### TEXT SEGMENT
** BEGIN **

By Sharon Terlep 

Procter & Gamble Co. has spent years searching for a smash-hit new product. Now the maker of Tide detergent and Gillette razors hopes bug spray will break the drought.

The Cincinnati consumer-products giant is rolling out a line of household insecticides safe for pets and people. The brand, called Zevo, offers bug-killing sprays and an indoor trap for winged insects. P&G hopes to eventually expand into safer topical and outdoor bug killers.

It is the first creation to hit stores from P&G's four-year-old Ventures unit, which seeks new business opportunities and has become more important to P&G as the company works to woo consumers increasingly drawn to niche and online-only brands.

"People are stuck with this inevitable trade-off of, 'How do I get rid of bugs without doing harm to my family?' " said Patrick Kraus, Zevo marketing director, explaining the appeal to P&G of getting into insecticides. "There's a tension there."

Zevo will go up against S.C. Johnson & Son Inc.'s Raid brand sprays, which control nearly half the U.S. market and cost about one-third as much. A 20-ounce can of Raid ant killer costs $4.27 online at Home Depot; a 10-ounce can of Zevo costs $6.97.

The difference is in the warning label. Children and pets should stay away from surfaces treated by Raid, including the version marked as safe for children and pets, according to Raid cans. Zevo requires no such warning, Mr. Kraus said, because it uses a chemical benign to humans and animals that targets a receptor found only in insects' nervous systems.

S.C. Johnson said its products go through extensive risk assessment and safety and efficacy testing. "When used according to label directions, consumers can use all S.C. Johnson products with confidence," the company said.

P&G acquired the spray technology from Envance Technologies, a Morrisville, N.C.-based chemical company, which remains involved in developing new products. A decade ago, P&G executives decided against buying the same technology because the company felt insecticide didn't fit its portfolio.

Zevo's other product, a box which uses ultraviolet light to draw insects into a sticky cartridge that traps and kills them, came from a pair of entrepreneurs who sold it to P&G in 2017. The company didn't disclose financial terms of either deal.

Zevo products went on sale in Target Corp. stores this spring. P&G started selling the box online in 2017, and began selling the sprays online and in Home Depot last year.

Pest control, including topical, household and outdoor products, is a $1.3 billion industry in the U.S., which has increased 6% over the past four years, according to Nielsen. Raid has 49% of the U.S. market, followed by Spectrum Brand Holdings Inc.'s Hot Shot brand with 14% share, according to Euromonitor.

Breaking Raid's hold on the industry will be tough, especially because people generally buy insecticides at home-improvement retailers such as Home Depot and Lowe's, where P&G doesn't have the same cachet, SunTrust analyst Bill Chappell said.

"S.C. Johnson has some pretty sharp elbows and a lot invested in the space," he said. "It sounds great but do they have the pull where the product is bought, and is the message something people are really dying for?"

** END **

### PROBLEM
Swap "warning label" for "caution label" in the passage of the Zevo article starting with "Zevo will go" and going on through "the company said.", and write out that passage in full. The records have no connection to the Zevo article.

### SUPPLIED INFORMATION
** BEGIN **

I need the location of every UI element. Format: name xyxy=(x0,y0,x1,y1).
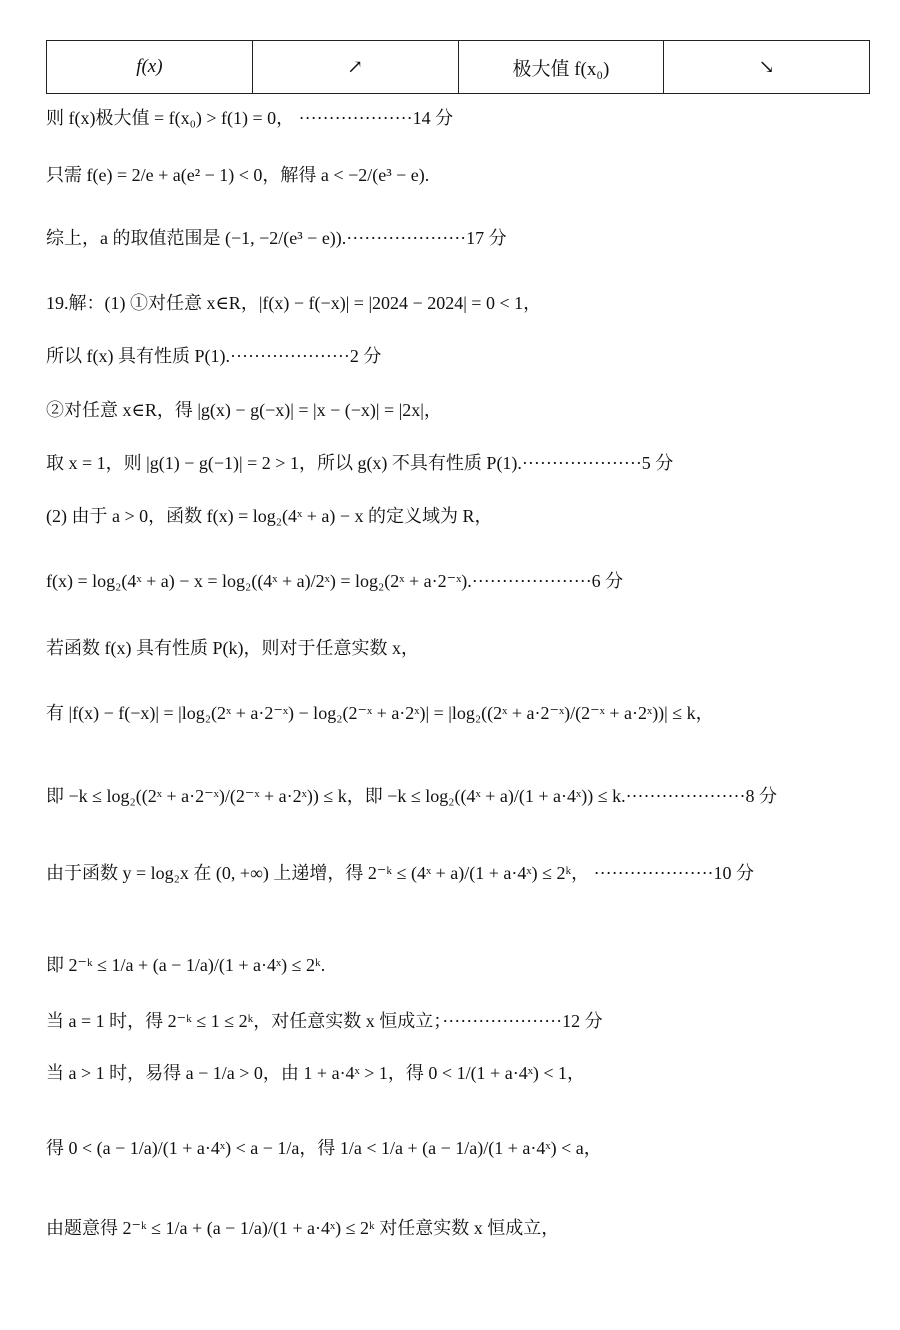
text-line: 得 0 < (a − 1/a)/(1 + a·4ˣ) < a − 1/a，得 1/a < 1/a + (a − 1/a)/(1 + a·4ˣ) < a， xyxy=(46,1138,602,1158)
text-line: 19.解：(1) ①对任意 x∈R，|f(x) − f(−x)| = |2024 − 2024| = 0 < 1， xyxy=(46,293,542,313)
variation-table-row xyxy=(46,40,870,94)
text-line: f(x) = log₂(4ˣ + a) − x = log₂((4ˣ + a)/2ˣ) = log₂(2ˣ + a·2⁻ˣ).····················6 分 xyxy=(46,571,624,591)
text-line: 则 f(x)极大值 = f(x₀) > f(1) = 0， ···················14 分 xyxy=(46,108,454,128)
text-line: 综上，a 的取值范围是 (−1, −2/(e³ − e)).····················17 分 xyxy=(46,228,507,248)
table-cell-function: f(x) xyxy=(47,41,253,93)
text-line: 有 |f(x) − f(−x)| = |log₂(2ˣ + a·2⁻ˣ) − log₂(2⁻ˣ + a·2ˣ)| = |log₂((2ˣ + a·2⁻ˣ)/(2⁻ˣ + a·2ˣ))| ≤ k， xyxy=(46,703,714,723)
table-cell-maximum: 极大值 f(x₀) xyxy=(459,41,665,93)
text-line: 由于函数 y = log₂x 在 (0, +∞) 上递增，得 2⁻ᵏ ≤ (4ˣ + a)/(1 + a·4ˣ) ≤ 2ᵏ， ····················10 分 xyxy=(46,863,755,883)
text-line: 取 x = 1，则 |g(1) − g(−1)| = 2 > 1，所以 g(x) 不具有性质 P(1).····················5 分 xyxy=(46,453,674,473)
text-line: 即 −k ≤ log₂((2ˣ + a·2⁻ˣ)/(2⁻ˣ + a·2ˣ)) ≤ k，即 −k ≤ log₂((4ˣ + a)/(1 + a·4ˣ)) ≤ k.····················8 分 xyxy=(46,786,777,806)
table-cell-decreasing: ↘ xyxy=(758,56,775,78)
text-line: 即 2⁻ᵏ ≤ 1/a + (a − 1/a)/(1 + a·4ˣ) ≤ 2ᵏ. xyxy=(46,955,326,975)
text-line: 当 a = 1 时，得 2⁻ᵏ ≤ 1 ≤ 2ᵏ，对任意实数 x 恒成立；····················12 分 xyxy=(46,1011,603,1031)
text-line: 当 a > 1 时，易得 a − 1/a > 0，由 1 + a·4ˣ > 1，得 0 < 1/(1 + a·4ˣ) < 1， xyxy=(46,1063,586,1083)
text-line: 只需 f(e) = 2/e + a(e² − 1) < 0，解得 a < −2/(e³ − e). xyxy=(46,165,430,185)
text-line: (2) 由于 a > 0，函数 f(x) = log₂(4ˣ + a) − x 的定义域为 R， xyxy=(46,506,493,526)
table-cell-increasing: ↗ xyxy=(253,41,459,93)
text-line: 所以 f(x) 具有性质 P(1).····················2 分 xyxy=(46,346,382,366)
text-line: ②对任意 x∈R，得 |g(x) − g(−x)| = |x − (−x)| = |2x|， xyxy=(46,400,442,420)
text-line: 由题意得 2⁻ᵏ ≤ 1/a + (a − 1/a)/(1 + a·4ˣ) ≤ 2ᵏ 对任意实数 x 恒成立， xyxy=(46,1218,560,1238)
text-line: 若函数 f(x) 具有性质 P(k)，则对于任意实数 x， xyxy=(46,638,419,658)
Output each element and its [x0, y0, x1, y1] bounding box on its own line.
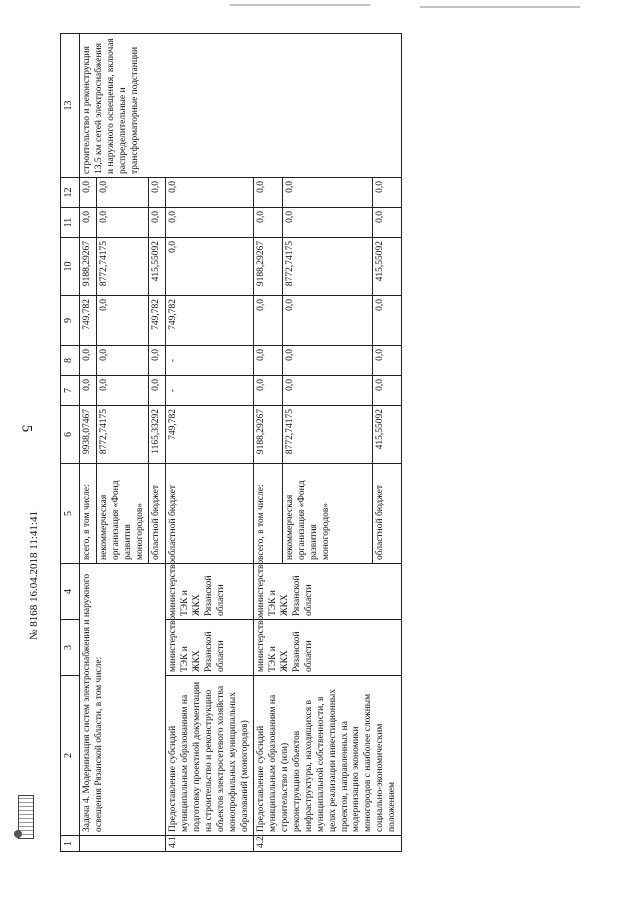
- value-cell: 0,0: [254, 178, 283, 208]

** END **

### WRITTEN RESPONSE
Zevo will go up against S.C. Johnson & Son Inc.'s Raid brand sprays, which control nearly half the U.S. market and cost about one-third as much. A 20-ounce can of Raid ant killer costs $4.27 online at Home Depot; a 10-ounce can of Zevo costs $6.97.

The difference is in the caution label. Children and pets should stay away from surfaces treated by Raid, including the version marked as safe for children and pets, according to Raid cans. Zevo requires no such warning, Mr. Kraus said, because it uses a chemical benign to humans and animals that targets a receptor found only in insects' nervous systems.

S.C. Johnson said its products go through extensive risk assessment and safety and efficacy testing. "When used according to label directions, consumers can use all S.C. Johnson products with confidence," the company said.